*Written request*. Gather, from the data below, each line in which the word "upon" occurs.

————————

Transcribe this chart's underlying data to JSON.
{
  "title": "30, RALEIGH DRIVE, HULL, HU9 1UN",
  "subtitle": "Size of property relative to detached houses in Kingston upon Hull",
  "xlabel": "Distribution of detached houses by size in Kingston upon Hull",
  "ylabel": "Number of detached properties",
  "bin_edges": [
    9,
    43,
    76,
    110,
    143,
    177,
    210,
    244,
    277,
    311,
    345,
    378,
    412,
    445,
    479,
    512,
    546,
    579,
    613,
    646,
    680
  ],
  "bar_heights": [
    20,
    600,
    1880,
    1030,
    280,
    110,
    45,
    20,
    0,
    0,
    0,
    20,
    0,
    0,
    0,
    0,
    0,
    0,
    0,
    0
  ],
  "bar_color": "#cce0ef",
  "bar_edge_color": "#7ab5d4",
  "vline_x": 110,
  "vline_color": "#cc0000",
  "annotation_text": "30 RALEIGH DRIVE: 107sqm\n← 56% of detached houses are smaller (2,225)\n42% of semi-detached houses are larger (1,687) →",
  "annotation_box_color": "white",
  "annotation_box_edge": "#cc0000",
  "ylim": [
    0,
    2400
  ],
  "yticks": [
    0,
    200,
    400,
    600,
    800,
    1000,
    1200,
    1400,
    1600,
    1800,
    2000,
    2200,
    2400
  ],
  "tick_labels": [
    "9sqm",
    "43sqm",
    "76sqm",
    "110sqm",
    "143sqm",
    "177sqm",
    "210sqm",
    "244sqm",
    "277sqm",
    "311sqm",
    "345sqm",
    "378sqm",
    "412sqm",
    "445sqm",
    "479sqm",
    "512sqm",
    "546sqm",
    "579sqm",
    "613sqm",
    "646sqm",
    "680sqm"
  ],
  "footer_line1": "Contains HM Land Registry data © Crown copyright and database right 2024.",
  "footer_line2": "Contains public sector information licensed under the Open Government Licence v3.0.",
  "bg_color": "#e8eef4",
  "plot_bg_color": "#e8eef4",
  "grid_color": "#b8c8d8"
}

————————

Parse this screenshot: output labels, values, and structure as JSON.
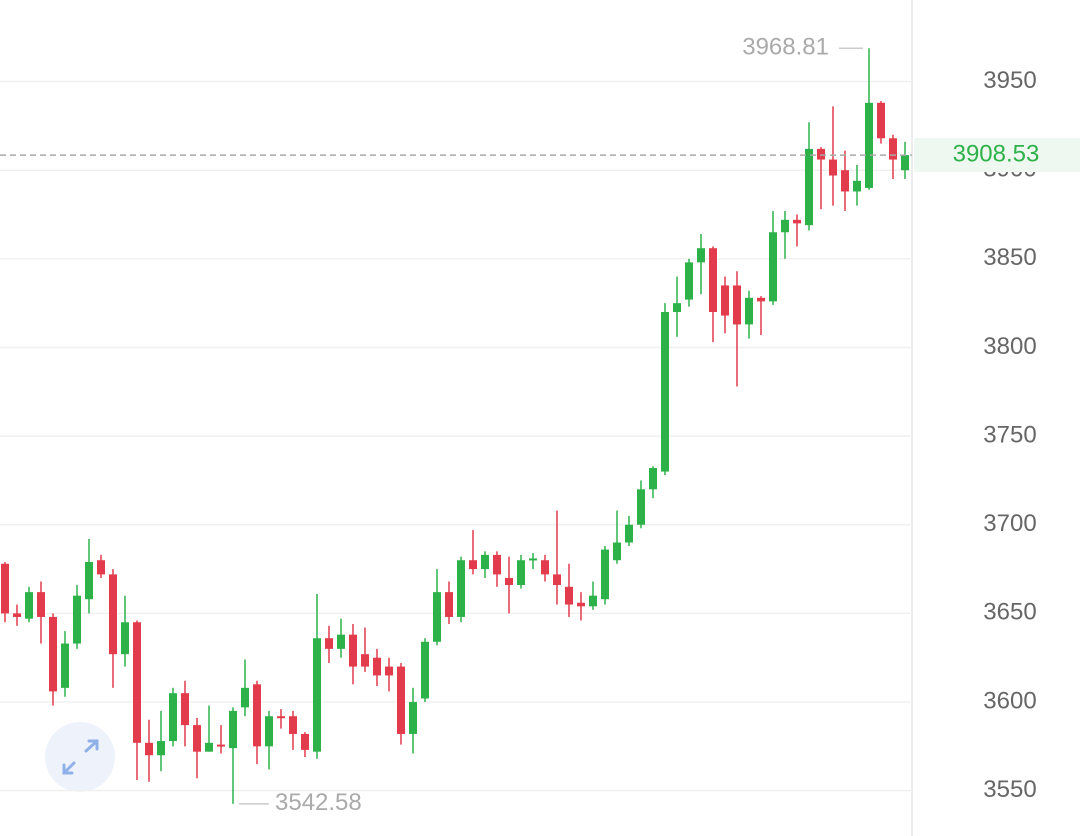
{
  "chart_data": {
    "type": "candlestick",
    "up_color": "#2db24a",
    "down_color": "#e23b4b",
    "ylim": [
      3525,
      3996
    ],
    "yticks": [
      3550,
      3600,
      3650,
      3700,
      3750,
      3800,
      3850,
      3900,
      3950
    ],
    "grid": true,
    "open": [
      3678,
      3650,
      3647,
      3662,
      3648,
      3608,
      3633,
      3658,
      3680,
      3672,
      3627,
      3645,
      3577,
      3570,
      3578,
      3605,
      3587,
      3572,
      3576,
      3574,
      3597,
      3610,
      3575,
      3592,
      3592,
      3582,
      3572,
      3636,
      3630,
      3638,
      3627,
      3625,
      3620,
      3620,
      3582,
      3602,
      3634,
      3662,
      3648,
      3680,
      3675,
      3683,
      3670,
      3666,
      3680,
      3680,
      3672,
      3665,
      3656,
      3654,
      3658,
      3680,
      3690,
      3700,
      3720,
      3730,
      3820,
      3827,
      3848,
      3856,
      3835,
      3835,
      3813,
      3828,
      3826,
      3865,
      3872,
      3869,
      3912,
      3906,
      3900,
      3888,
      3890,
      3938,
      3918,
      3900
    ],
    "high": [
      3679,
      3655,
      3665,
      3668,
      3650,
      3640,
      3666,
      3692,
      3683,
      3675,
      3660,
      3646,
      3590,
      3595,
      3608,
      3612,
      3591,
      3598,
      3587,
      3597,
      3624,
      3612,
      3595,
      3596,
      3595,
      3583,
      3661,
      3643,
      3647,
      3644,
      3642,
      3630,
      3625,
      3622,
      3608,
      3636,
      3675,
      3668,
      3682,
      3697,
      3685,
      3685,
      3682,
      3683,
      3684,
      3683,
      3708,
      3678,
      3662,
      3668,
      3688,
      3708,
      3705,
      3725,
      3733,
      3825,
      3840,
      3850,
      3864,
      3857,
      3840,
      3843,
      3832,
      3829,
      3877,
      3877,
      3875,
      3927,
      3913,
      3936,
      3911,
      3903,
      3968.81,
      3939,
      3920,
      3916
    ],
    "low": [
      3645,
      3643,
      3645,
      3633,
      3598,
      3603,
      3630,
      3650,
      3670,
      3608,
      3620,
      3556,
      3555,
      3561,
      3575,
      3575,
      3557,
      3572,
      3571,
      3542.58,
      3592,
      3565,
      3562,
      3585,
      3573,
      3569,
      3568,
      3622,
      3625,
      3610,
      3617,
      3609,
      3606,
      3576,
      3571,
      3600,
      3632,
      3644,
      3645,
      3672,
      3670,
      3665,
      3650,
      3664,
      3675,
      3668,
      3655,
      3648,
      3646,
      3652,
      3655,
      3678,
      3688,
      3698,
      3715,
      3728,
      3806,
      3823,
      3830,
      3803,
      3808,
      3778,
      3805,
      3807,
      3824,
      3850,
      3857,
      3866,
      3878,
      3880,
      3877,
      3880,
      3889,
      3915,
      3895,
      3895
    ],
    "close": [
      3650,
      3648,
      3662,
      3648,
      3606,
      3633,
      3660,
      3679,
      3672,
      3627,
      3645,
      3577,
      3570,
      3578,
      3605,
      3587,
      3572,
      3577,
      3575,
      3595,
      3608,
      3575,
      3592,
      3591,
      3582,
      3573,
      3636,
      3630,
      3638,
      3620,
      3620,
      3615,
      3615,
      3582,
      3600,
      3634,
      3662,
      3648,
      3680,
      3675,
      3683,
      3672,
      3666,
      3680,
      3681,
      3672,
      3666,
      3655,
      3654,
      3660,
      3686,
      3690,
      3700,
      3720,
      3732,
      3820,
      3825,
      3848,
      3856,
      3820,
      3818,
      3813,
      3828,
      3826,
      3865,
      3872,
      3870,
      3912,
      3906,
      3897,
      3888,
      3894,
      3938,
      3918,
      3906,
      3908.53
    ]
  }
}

————————

*Output for this task*.
  "subtitle": "Size of property relative to detached houses in Kingston upon Hull",
  "xlabel": "Distribution of detached houses by size in Kingston upon Hull",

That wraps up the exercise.